Job:
Print every entry, word for word, and skip the images.

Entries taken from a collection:

>> START

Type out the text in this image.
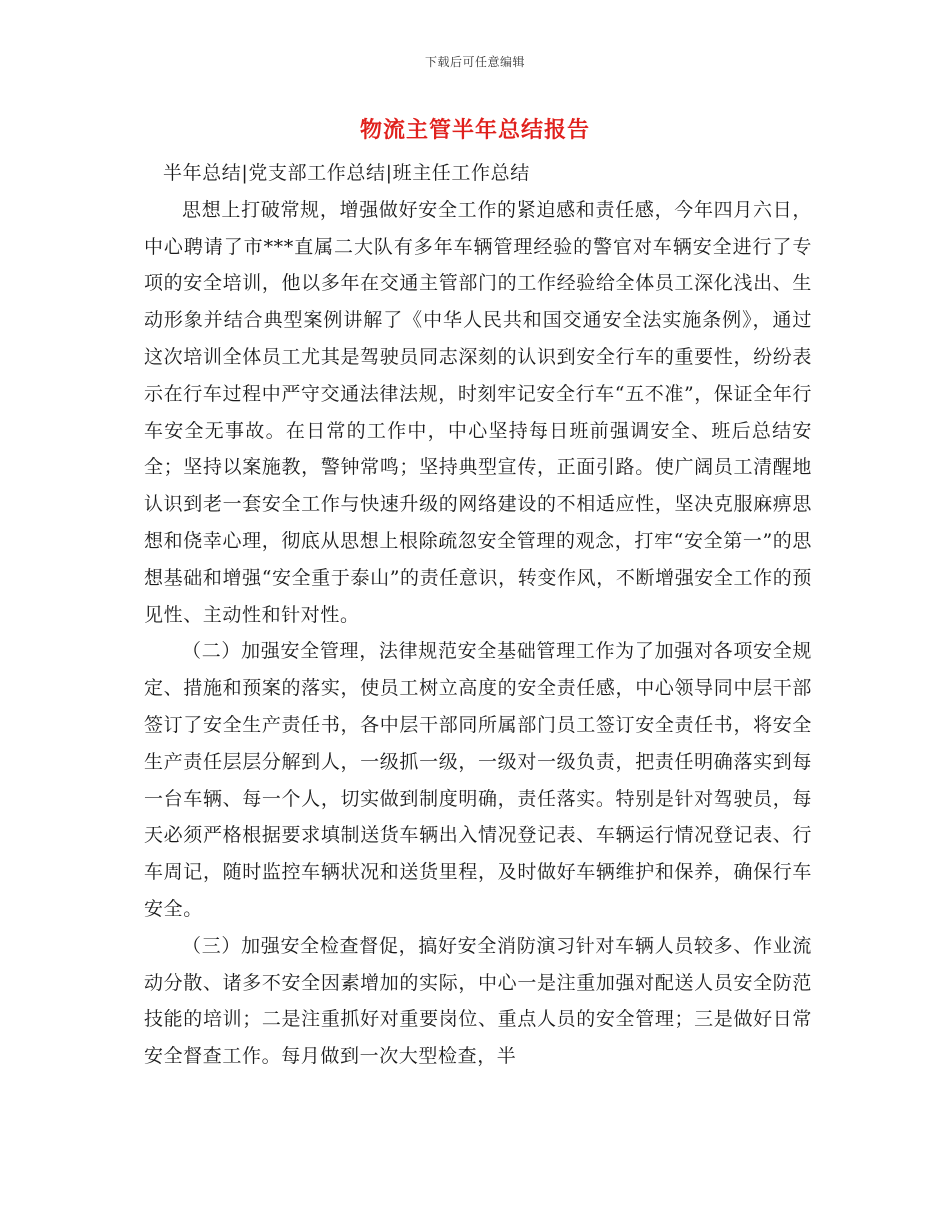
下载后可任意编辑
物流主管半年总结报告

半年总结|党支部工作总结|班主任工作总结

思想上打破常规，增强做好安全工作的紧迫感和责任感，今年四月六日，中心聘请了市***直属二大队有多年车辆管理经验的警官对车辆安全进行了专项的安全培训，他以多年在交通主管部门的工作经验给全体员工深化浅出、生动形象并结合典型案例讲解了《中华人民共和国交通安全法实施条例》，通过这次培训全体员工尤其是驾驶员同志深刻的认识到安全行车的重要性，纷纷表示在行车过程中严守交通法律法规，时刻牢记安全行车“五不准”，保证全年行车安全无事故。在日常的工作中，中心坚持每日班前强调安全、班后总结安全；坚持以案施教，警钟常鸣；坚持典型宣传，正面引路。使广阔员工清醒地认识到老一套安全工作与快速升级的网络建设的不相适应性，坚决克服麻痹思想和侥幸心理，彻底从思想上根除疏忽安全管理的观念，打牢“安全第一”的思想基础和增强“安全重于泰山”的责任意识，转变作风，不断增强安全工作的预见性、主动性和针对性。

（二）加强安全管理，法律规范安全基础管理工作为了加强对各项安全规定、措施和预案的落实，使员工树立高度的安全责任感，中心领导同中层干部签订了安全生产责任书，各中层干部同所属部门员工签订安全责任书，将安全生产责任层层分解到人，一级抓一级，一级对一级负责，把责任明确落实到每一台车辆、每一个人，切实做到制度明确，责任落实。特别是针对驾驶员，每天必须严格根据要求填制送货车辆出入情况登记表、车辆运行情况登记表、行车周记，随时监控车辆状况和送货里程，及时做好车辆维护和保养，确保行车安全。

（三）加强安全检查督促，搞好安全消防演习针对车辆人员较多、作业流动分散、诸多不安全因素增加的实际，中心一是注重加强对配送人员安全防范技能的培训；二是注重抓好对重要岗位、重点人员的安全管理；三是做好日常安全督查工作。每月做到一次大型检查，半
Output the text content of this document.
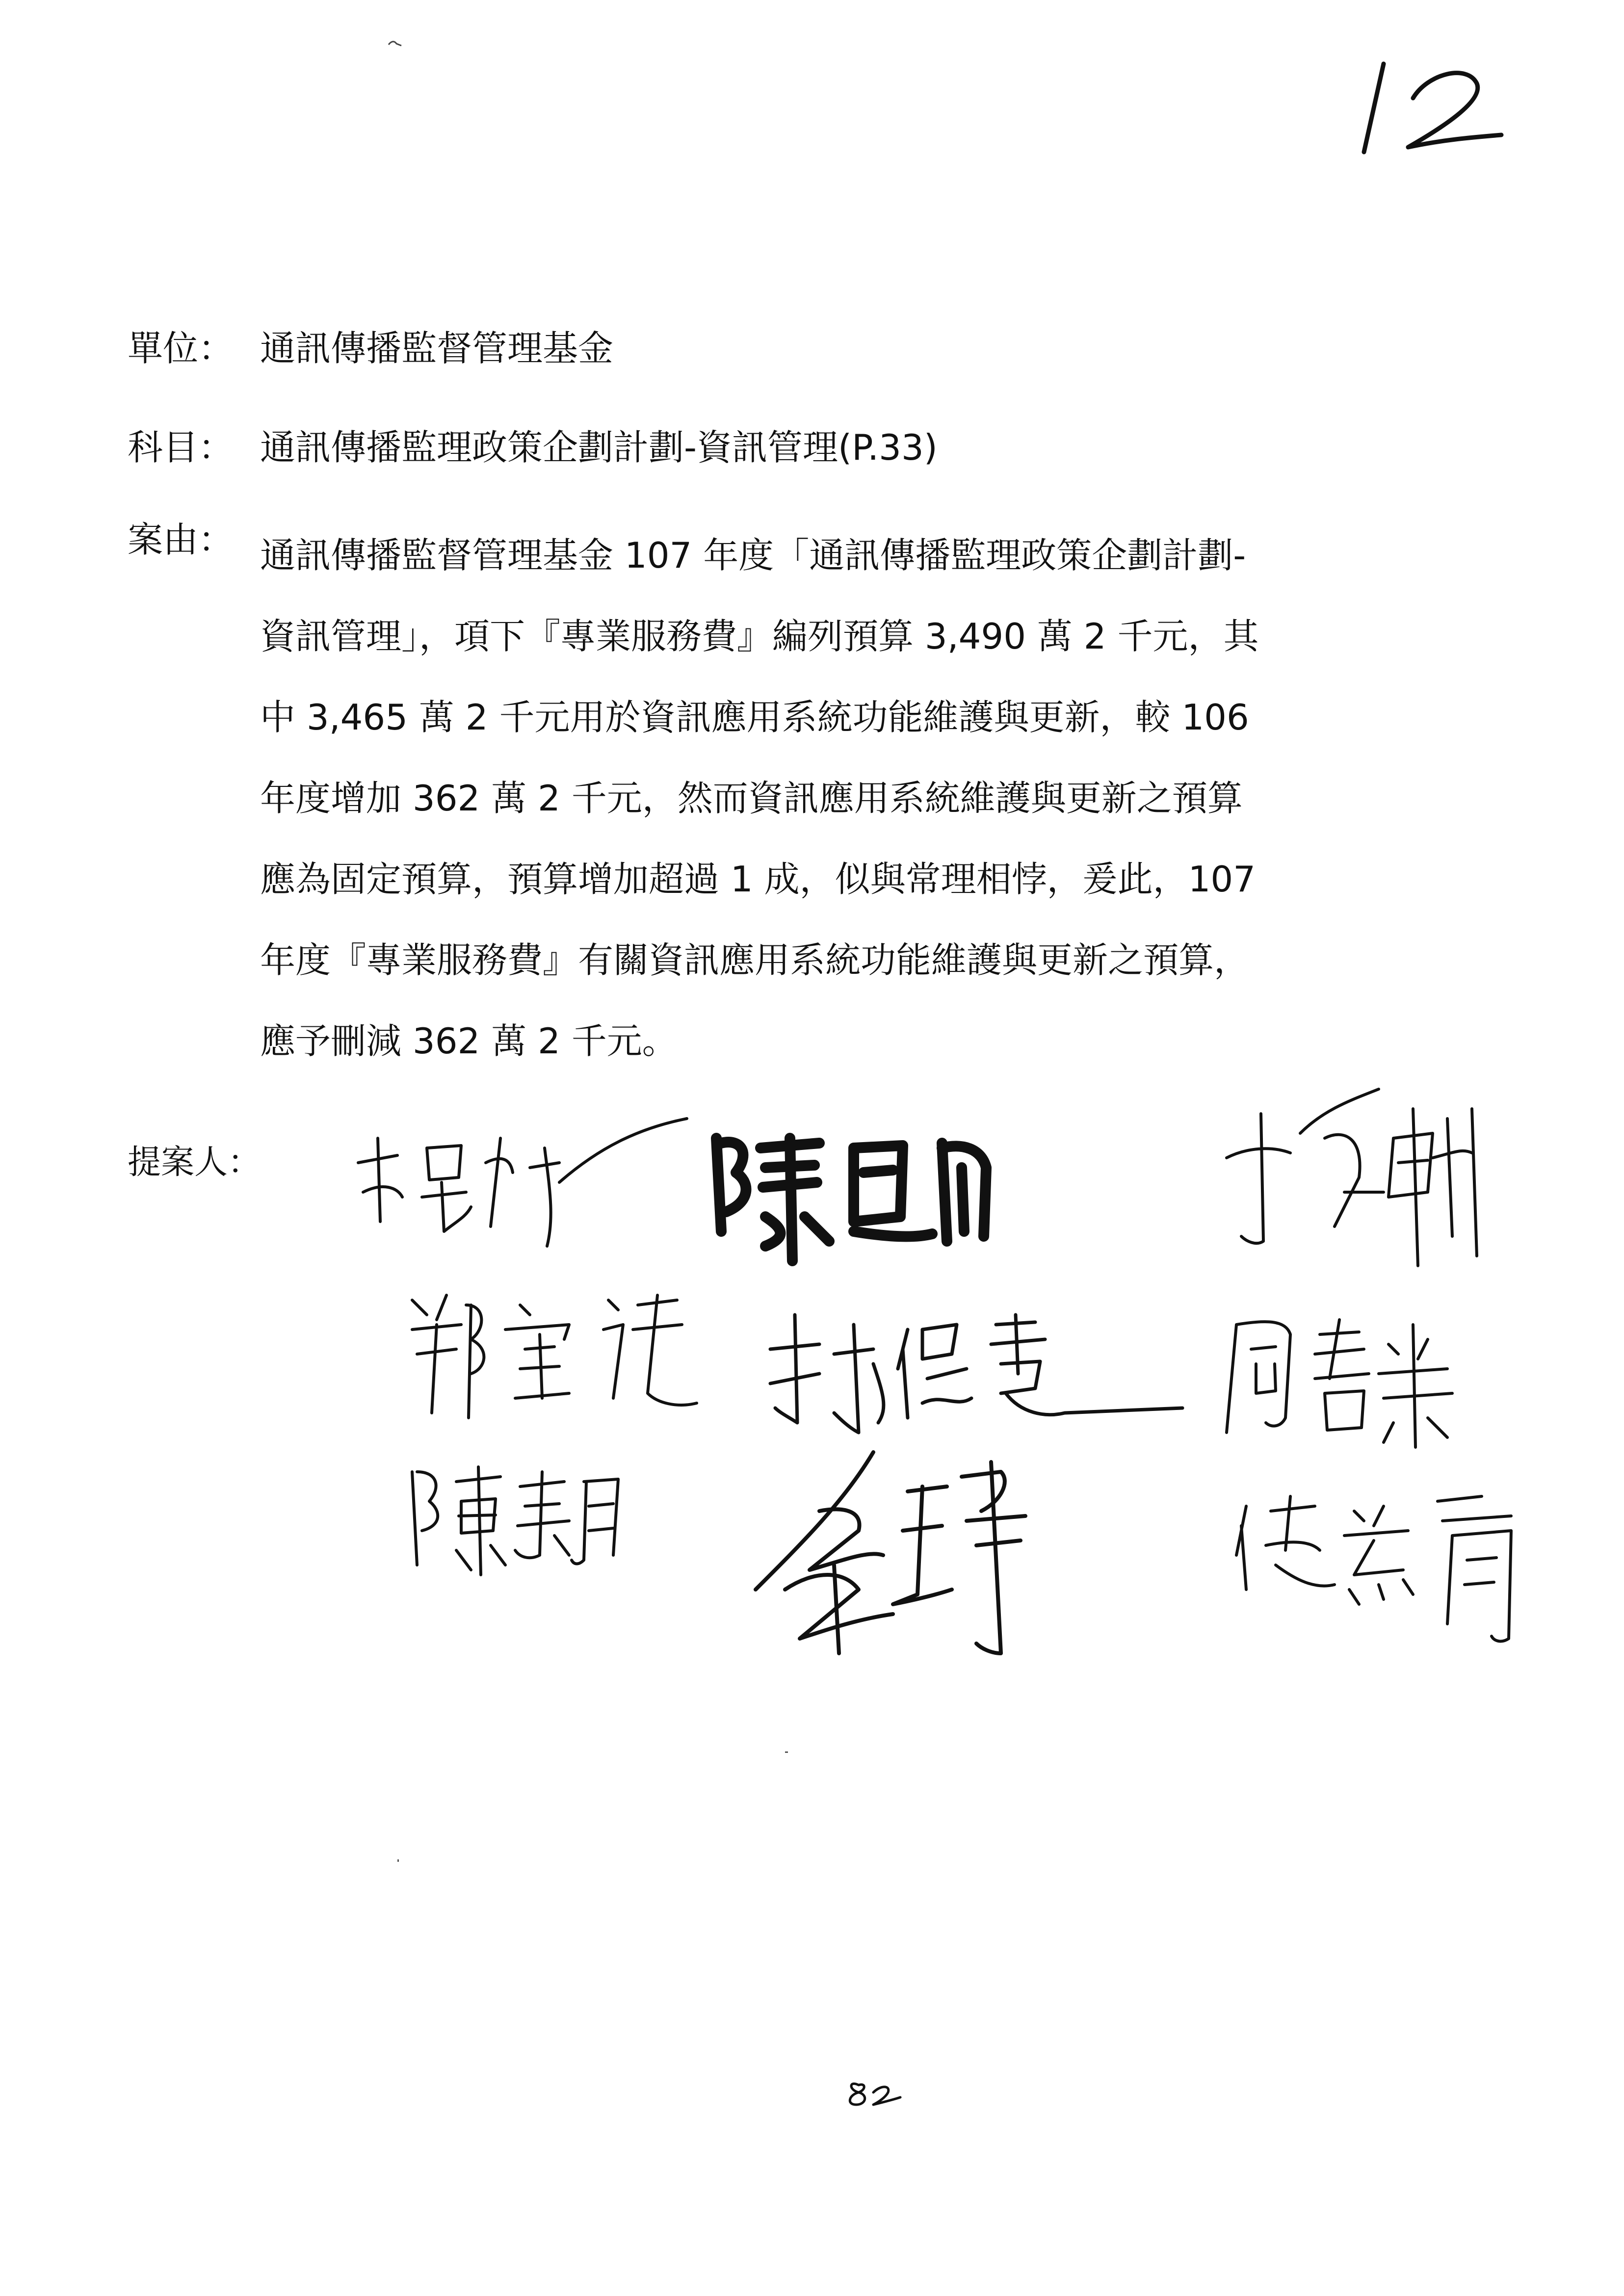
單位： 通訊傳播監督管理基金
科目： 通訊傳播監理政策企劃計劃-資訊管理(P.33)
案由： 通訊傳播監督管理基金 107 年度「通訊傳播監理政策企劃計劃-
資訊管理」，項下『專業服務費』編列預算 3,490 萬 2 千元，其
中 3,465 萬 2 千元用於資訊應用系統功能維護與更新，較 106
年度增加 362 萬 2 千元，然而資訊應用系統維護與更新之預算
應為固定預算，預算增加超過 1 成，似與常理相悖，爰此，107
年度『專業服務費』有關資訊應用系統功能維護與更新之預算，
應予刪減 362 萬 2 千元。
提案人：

>> END

Solution for this problem:
Type out the text in this image.
下载后可任意编辑
物流主管半年总结报告

半年总结|党支部工作总结|班主任工作总结

思想上打破常规，增强做好安全工作的紧迫感和责任感，今年四月六日，中心聘请了市***直属二大队有多年车辆管理经验的警官对车辆安全进行了专项的安全培训，他以多年在交通主管部门的工作经验给全体员工深化浅出、生动形象并结合典型案例讲解了《中华人民共和国交通安全法实施条例》，通过这次培训全体员工尤其是驾驶员同志深刻的认识到安全行车的重要性，纷纷表示在行车过程中严守交通法律法规，时刻牢记安全行车“五不准”，保证全年行车安全无事故。在日常的工作中，中心坚持每日班前强调安全、班后总结安全；坚持以案施教，警钟常鸣；坚持典型宣传，正面引路。使广阔员工清醒地认识到老一套安全工作与快速升级的网络建设的不相适应性，坚决克服麻痹思想和侥幸心理，彻底从思想上根除疏忽安全管理的观念，打牢“安全第一”的思想基础和增强“安全重于泰山”的责任意识，转变作风，不断增强安全工作的预见性、主动性和针对性。

（二）加强安全管理，法律规范安全基础管理工作为了加强对各项安全规定、措施和预案的落实，使员工树立高度的安全责任感，中心领导同中层干部签订了安全生产责任书，各中层干部同所属部门员工签订安全责任书，将安全生产责任层层分解到人，一级抓一级，一级对一级负责，把责任明确落实到每一台车辆、每一个人，切实做到制度明确，责任落实。特别是针对驾驶员，每天必须严格根据要求填制送货车辆出入情况登记表、车辆运行情况登记表、行车周记，随时监控车辆状况和送货里程，及时做好车辆维护和保养，确保行车安全。

（三）加强安全检查督促，搞好安全消防演习针对车辆人员较多、作业流动分散、诸多不安全因素增加的实际，中心一是注重加强对配送人员安全防范技能的培训；二是注重抓好对重要岗位、重点人员的安全管理；三是做好日常安全督查工作。每月做到一次大型检查，半
Output the text content of this document.
單位： 通訊傳播監督管理基金
科目： 通訊傳播監理政策企劃計劃-資訊管理(P.33)
案由： 通訊傳播監督管理基金 107 年度「通訊傳播監理政策企劃計劃-
資訊管理」，項下『專業服務費』編列預算 3,490 萬 2 千元，其
中 3,465 萬 2 千元用於資訊應用系統功能維護與更新，較 106
年度增加 362 萬 2 千元，然而資訊應用系統維護與更新之預算
應為固定預算，預算增加超過 1 成，似與常理相悖，爰此，107
年度『專業服務費』有關資訊應用系統功能維護與更新之預算，
應予刪減 362 萬 2 千元。
提案人：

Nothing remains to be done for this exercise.